Provide only the number of lines in the listing that contain the string "Growth".

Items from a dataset
==*==

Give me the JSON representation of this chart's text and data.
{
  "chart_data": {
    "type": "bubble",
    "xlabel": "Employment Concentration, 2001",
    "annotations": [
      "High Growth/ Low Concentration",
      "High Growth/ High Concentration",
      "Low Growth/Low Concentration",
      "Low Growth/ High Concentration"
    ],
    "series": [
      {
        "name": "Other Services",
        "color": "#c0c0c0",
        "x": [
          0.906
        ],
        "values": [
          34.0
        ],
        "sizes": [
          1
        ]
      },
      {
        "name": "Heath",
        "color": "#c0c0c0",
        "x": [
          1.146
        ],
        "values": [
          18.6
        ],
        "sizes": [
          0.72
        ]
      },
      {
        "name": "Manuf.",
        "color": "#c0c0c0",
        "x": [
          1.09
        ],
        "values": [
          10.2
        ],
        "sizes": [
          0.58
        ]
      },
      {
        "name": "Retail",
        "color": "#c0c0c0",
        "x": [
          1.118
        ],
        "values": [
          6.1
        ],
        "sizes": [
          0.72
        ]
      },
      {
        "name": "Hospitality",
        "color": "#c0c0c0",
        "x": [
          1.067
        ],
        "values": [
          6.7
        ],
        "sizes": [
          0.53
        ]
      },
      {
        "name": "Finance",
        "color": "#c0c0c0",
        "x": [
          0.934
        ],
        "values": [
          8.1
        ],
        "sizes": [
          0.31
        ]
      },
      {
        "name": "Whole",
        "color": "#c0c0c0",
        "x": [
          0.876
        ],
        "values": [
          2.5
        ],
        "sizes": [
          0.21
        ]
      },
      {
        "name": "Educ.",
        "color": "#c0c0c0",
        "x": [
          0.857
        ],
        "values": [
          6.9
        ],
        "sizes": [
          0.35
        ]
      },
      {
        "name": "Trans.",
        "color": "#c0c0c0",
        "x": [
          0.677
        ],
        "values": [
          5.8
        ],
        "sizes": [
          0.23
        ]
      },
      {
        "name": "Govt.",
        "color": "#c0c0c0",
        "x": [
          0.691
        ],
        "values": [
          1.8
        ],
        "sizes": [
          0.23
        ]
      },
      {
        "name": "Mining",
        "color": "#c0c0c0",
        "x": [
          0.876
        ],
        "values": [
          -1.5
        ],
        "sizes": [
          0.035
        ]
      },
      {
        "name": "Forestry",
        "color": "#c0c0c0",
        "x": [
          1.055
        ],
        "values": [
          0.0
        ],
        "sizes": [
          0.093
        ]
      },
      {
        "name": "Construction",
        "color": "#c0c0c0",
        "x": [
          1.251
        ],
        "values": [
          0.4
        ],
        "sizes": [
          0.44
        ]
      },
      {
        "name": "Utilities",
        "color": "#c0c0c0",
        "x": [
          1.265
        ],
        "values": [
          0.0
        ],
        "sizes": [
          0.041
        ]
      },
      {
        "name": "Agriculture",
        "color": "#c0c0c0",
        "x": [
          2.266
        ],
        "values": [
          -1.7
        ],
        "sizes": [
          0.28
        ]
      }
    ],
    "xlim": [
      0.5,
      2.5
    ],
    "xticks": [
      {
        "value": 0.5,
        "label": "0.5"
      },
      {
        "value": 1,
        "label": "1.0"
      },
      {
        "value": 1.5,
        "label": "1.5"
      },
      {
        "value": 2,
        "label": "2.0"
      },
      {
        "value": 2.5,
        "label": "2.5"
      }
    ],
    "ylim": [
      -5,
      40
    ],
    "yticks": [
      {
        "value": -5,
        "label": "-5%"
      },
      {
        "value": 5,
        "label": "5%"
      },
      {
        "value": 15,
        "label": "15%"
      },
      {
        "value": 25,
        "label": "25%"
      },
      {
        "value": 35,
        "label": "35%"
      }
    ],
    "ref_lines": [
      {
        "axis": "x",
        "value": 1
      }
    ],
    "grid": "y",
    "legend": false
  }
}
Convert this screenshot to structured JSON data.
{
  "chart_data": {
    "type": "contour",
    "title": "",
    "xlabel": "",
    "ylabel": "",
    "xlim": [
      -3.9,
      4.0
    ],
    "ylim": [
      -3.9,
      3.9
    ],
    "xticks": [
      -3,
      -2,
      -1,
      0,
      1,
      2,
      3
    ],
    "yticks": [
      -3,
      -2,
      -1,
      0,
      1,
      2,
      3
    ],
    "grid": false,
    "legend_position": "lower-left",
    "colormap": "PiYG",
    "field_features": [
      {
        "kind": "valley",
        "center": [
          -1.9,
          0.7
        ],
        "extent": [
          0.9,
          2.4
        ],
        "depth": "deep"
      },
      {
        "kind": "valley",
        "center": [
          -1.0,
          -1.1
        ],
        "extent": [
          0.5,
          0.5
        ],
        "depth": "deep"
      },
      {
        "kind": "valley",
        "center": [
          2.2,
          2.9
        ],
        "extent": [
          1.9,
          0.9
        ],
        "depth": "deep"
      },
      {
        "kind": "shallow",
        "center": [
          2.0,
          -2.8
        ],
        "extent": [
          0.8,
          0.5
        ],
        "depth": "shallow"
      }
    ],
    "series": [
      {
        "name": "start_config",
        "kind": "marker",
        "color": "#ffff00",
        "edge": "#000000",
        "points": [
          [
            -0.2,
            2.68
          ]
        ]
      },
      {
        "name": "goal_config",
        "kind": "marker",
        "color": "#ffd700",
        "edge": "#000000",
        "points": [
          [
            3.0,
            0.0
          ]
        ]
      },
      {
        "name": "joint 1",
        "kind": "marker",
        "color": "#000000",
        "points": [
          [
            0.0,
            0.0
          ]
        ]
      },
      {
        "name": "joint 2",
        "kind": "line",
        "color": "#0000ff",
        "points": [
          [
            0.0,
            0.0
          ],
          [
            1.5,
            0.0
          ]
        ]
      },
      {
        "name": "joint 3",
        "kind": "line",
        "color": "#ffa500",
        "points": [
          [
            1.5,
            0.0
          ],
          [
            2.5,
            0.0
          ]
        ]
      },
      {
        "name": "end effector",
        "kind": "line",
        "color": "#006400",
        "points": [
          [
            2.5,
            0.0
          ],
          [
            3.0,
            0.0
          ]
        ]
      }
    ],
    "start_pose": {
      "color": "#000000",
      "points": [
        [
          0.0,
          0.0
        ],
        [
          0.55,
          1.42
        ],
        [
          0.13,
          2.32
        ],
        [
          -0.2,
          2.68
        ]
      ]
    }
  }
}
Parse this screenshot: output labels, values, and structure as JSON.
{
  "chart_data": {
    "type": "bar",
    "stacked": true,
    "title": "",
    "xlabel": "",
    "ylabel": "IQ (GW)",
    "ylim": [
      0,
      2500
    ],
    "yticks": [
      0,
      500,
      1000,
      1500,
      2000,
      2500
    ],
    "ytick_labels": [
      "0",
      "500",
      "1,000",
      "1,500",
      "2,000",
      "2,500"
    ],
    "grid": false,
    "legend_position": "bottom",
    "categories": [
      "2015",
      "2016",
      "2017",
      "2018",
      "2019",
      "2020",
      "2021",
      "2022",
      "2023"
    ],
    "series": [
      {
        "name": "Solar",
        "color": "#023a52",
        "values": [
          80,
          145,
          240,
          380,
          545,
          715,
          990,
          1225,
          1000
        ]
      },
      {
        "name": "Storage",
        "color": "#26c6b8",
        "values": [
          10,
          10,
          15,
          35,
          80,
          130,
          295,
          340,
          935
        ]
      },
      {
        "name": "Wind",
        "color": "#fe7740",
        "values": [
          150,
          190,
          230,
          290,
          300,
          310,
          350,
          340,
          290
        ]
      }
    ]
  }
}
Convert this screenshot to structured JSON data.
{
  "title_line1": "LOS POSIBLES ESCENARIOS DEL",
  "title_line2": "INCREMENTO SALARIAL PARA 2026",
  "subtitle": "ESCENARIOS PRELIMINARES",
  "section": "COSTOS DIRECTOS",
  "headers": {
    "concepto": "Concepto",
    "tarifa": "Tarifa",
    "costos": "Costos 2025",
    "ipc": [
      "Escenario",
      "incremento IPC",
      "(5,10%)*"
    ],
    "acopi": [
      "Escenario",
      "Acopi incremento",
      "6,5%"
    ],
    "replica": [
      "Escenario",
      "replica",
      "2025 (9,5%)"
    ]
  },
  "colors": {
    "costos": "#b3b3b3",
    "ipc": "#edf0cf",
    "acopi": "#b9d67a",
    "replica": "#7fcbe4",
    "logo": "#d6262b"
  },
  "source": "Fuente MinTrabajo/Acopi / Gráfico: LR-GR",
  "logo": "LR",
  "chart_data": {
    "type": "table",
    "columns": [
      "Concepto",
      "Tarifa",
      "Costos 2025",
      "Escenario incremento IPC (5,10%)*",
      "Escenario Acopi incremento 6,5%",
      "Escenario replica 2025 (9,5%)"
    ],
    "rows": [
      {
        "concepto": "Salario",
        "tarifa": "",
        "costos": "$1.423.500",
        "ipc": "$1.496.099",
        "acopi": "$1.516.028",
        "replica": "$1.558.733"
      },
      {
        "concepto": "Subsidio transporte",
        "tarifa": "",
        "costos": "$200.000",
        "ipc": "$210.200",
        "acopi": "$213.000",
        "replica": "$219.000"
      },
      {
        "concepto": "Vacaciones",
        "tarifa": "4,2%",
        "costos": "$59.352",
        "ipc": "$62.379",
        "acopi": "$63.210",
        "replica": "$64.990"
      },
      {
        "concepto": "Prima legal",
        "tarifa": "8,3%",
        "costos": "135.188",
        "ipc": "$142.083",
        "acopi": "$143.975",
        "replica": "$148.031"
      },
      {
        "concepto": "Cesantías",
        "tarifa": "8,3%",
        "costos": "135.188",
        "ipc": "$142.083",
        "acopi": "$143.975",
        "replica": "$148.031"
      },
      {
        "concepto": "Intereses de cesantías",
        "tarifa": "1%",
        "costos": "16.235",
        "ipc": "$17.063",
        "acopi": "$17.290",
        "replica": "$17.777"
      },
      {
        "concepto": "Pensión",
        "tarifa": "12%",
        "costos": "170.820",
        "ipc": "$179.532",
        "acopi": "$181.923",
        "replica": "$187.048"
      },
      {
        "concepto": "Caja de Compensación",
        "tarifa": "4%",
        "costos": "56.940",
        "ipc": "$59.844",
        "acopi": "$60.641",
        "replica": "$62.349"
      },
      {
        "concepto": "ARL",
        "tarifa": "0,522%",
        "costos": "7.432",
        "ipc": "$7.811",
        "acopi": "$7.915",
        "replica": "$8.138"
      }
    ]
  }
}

==*==

SOLUTION TO THE EXERCISE :: 4